*Goal*. Find every line in the records below that contains the word "description", and copy each such line.

— Begin —

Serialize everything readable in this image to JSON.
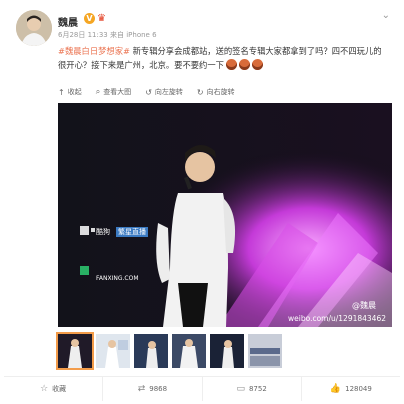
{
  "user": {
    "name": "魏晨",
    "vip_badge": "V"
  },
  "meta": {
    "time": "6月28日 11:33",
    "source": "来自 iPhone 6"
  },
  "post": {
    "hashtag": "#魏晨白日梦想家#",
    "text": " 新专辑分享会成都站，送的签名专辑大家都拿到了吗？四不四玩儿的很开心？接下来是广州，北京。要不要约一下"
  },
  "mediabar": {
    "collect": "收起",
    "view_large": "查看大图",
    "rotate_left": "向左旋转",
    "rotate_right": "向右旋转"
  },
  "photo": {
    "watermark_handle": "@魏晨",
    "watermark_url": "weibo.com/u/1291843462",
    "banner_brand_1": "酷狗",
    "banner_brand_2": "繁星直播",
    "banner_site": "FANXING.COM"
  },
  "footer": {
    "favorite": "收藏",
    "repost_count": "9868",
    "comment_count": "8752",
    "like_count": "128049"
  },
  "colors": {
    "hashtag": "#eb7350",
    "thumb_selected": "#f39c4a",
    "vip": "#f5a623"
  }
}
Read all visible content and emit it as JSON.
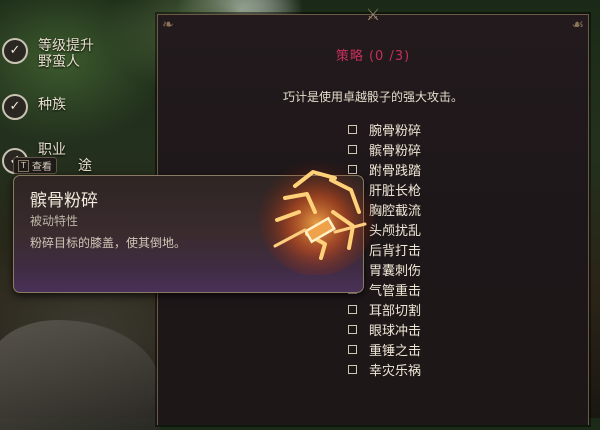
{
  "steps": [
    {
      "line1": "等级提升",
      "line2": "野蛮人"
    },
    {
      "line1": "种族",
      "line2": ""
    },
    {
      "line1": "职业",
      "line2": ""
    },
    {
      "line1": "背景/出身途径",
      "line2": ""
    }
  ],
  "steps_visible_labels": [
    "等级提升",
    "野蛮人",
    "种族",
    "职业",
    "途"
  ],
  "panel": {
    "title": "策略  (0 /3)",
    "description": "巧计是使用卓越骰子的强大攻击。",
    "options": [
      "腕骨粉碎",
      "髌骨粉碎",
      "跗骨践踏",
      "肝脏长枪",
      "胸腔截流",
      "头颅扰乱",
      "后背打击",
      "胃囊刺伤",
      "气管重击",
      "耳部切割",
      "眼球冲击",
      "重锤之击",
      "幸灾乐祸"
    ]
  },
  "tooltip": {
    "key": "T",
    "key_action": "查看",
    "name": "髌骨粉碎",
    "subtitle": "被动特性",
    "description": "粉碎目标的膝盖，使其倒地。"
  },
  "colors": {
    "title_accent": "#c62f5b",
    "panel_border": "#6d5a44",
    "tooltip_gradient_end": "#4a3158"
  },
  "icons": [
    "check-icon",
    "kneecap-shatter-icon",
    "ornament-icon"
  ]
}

— End —
— Begin —

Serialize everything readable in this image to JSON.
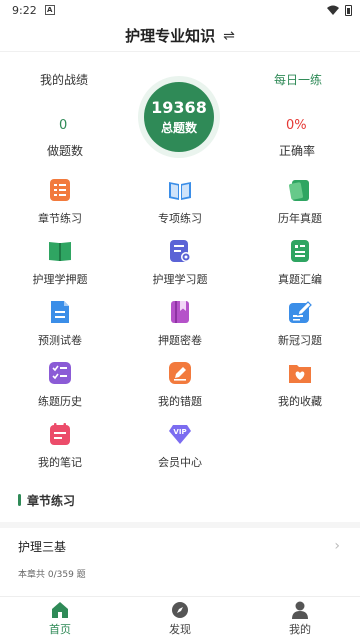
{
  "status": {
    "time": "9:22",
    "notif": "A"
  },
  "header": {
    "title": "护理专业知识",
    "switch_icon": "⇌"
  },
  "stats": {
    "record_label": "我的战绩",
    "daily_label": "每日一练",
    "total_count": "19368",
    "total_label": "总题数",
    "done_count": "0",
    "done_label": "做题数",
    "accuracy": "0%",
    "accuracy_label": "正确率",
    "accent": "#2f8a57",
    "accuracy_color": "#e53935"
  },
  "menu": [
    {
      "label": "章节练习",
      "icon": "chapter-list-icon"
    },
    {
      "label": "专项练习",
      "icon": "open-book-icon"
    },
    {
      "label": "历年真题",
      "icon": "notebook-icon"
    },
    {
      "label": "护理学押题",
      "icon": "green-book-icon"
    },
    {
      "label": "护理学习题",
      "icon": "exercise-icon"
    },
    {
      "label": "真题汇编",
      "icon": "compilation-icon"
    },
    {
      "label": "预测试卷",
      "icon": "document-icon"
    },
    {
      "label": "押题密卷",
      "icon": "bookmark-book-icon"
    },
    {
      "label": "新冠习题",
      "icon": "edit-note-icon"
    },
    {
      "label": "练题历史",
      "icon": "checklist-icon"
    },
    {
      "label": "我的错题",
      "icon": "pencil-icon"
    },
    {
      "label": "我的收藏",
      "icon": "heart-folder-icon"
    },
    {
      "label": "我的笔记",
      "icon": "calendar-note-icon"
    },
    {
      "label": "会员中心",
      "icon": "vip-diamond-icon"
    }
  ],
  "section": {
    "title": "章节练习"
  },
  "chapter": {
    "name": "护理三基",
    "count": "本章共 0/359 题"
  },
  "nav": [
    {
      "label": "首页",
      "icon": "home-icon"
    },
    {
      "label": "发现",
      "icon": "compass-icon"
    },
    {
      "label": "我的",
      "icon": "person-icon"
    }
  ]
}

— End —

*Solved problem*.
    "description": "巧计是使用卓越骰子的强大攻击。",
    "description": "粉碎目标的膝盖，使其倒地。"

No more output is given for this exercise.